[Stored dataset items]
....................

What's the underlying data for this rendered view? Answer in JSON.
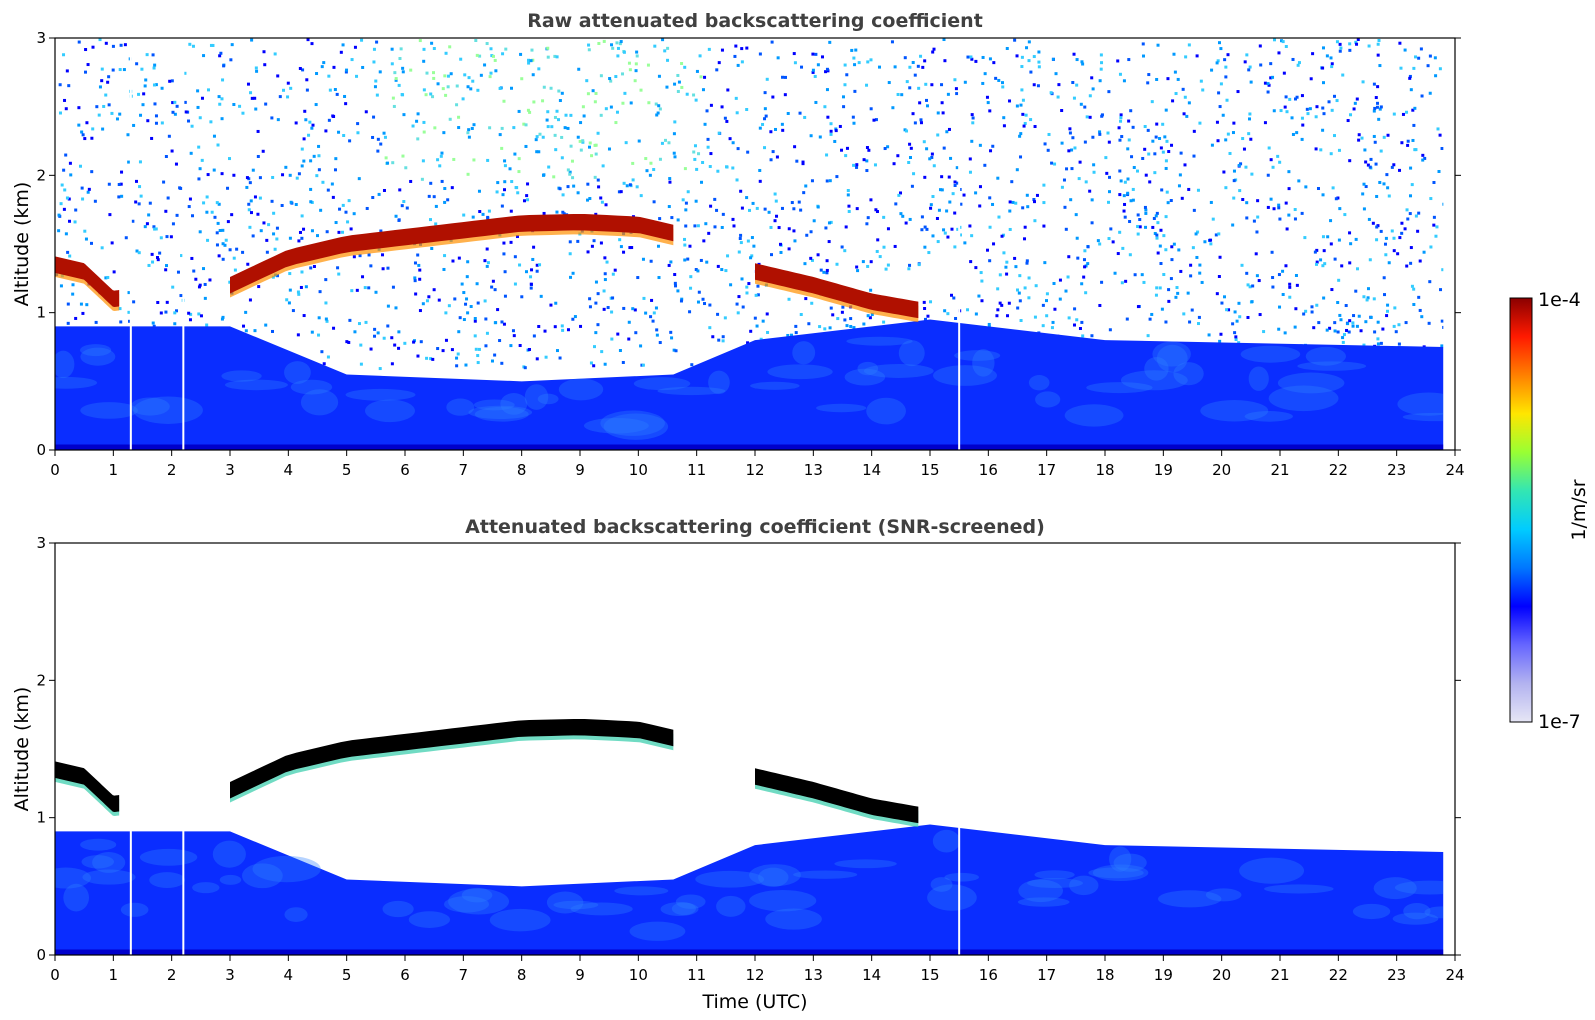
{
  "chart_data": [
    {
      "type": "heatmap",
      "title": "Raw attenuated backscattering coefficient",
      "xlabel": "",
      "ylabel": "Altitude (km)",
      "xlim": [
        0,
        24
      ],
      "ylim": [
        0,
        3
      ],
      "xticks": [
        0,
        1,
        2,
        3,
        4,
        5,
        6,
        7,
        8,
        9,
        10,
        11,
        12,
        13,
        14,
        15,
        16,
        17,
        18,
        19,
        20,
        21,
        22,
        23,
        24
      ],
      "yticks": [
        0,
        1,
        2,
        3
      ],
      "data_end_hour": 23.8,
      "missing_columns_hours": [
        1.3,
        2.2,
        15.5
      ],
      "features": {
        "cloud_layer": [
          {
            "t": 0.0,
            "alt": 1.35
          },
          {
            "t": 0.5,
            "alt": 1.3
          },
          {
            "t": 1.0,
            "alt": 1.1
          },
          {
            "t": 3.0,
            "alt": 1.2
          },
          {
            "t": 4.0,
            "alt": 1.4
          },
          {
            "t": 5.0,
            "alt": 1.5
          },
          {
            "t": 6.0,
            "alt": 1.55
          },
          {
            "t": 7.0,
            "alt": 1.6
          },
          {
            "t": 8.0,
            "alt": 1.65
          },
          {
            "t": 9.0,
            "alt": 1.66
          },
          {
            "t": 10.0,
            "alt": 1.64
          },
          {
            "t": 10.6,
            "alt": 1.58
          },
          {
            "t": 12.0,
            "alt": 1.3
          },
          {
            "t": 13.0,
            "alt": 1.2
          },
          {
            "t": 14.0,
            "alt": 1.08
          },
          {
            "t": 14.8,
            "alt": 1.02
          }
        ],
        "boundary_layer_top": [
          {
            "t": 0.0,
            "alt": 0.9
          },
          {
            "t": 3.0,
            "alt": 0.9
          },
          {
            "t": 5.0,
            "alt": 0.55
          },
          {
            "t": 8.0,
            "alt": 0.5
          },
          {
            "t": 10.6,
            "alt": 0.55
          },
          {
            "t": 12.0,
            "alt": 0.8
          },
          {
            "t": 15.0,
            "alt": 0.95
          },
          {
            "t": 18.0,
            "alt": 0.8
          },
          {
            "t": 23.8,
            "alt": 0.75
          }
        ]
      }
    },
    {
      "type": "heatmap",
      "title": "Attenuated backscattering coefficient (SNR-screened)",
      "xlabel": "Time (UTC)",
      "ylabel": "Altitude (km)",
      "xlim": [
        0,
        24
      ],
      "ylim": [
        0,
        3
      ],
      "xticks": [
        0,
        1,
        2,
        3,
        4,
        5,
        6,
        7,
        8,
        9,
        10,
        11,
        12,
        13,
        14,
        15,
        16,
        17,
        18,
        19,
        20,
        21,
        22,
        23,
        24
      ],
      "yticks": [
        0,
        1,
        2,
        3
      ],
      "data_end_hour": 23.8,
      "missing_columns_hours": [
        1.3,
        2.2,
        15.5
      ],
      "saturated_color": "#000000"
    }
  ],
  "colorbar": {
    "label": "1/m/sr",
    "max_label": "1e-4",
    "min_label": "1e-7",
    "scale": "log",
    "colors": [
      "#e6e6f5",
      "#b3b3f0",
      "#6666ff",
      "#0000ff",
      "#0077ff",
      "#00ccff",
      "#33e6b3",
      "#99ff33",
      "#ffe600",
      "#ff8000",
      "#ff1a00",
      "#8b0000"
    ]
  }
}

....................

- Exercise instructions -
Scan the material above. Copy each line that holds the word "coefficient".

- Output of the task -
      "title": "Raw attenuated backscattering coefficient",
      "title": "Attenuated backscattering coefficient (SNR-screened)",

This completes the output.